• **Your task**: Omit all pictures and give the records below again exactly as written.

==*==

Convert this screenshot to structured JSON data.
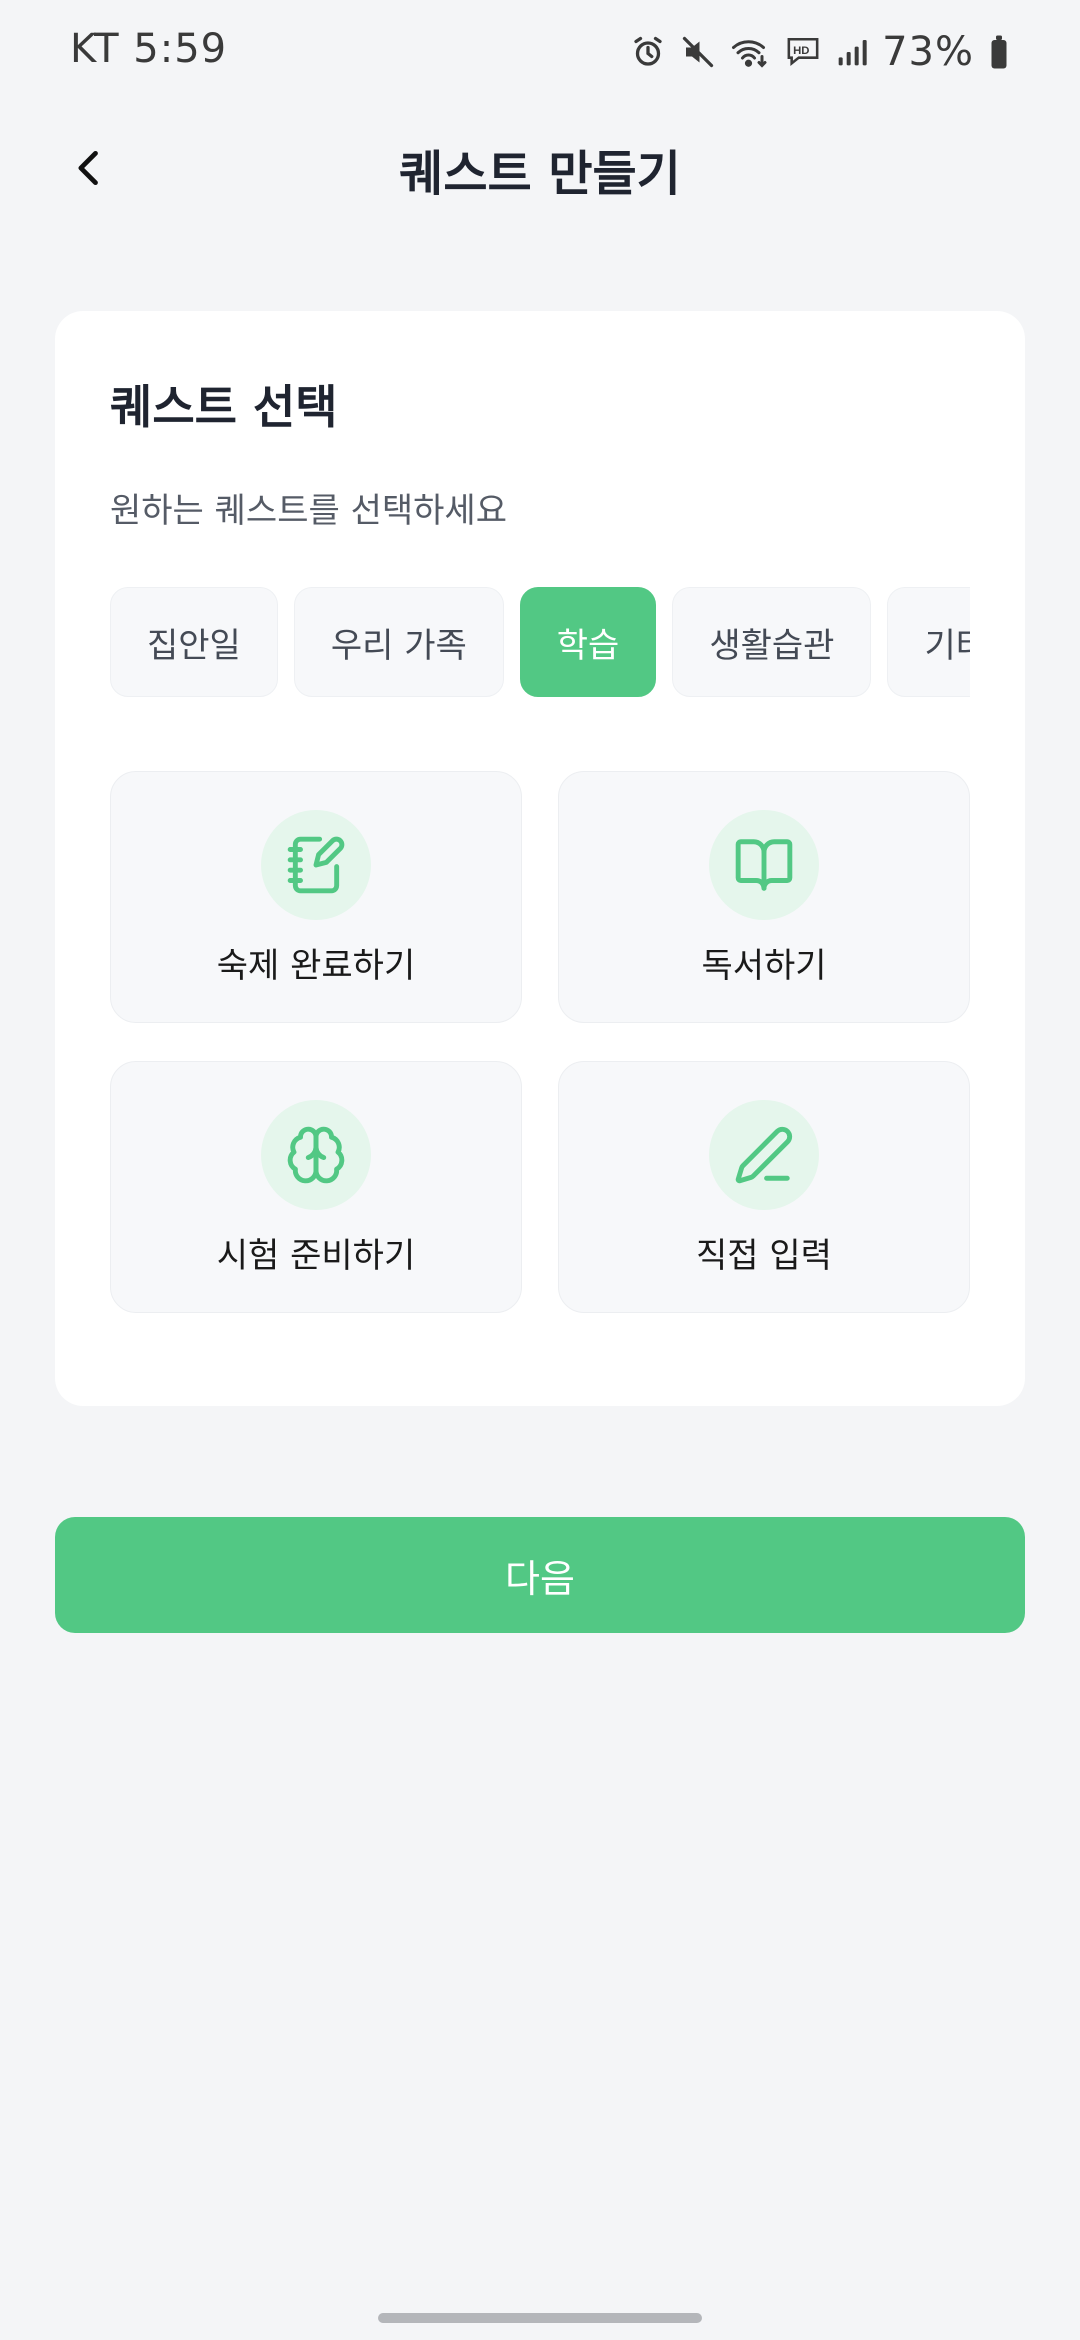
{
  "status_bar": {
    "carrier_time": "KT 5:59",
    "battery_percent": "73%",
    "icons": [
      "alarm-icon",
      "mute-icon",
      "wifi-icon",
      "hd-voice-icon",
      "signal-icon",
      "battery-icon"
    ]
  },
  "header": {
    "back_icon": "chevron-left-icon",
    "title": "퀘스트 만들기"
  },
  "card": {
    "title": "퀘스트 선택",
    "subtitle": "원하는 퀘스트를 선택하세요",
    "categories": [
      {
        "label": "집안일",
        "active": false
      },
      {
        "label": "우리 가족",
        "active": false
      },
      {
        "label": "학습",
        "active": true
      },
      {
        "label": "생활습관",
        "active": false
      },
      {
        "label": "기타",
        "active": false
      }
    ],
    "quests": [
      {
        "label": "숙제 완료하기",
        "icon": "notebook-pen-icon"
      },
      {
        "label": "독서하기",
        "icon": "book-open-icon"
      },
      {
        "label": "시험 준비하기",
        "icon": "brain-icon"
      },
      {
        "label": "직접 입력",
        "icon": "pencil-icon"
      }
    ]
  },
  "next_button": {
    "label": "다음"
  },
  "colors": {
    "accent": "#52c884",
    "icon_bg": "#e5f6ec",
    "background": "#f4f5f7",
    "card": "#ffffff"
  }
}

==*==

• **Correct output**:
Convert this screenshot to structured JSON data.
{
  "status_bar": {
    "carrier_time": "KT 5:59",
    "battery_percent": "73%",
    "icons": [
      "alarm-icon",
      "mute-icon",
      "wifi-icon",
      "hd-voice-icon",
      "signal-icon",
      "battery-icon"
    ]
  },
  "header": {
    "back_icon": "chevron-left-icon",
    "title": "퀘스트 만들기"
  },
  "card": {
    "title": "퀘스트 선택",
    "subtitle": "원하는 퀘스트를 선택하세요",
    "categories": [
      {
        "label": "집안일",
        "active": false
      },
      {
        "label": "우리 가족",
        "active": false
      },
      {
        "label": "학습",
        "active": true
      },
      {
        "label": "생활습관",
        "active": false
      },
      {
        "label": "기타",
        "active": false
      }
    ],
    "quests": [
      {
        "label": "숙제 완료하기",
        "icon": "notebook-pen-icon"
      },
      {
        "label": "독서하기",
        "icon": "book-open-icon"
      },
      {
        "label": "시험 준비하기",
        "icon": "brain-icon"
      },
      {
        "label": "직접 입력",
        "icon": "pencil-icon"
      }
    ]
  },
  "next_button": {
    "label": "다음"
  },
  "colors": {
    "accent": "#52c884",
    "icon_bg": "#e5f6ec",
    "background": "#f4f5f7",
    "card": "#ffffff"
  }
}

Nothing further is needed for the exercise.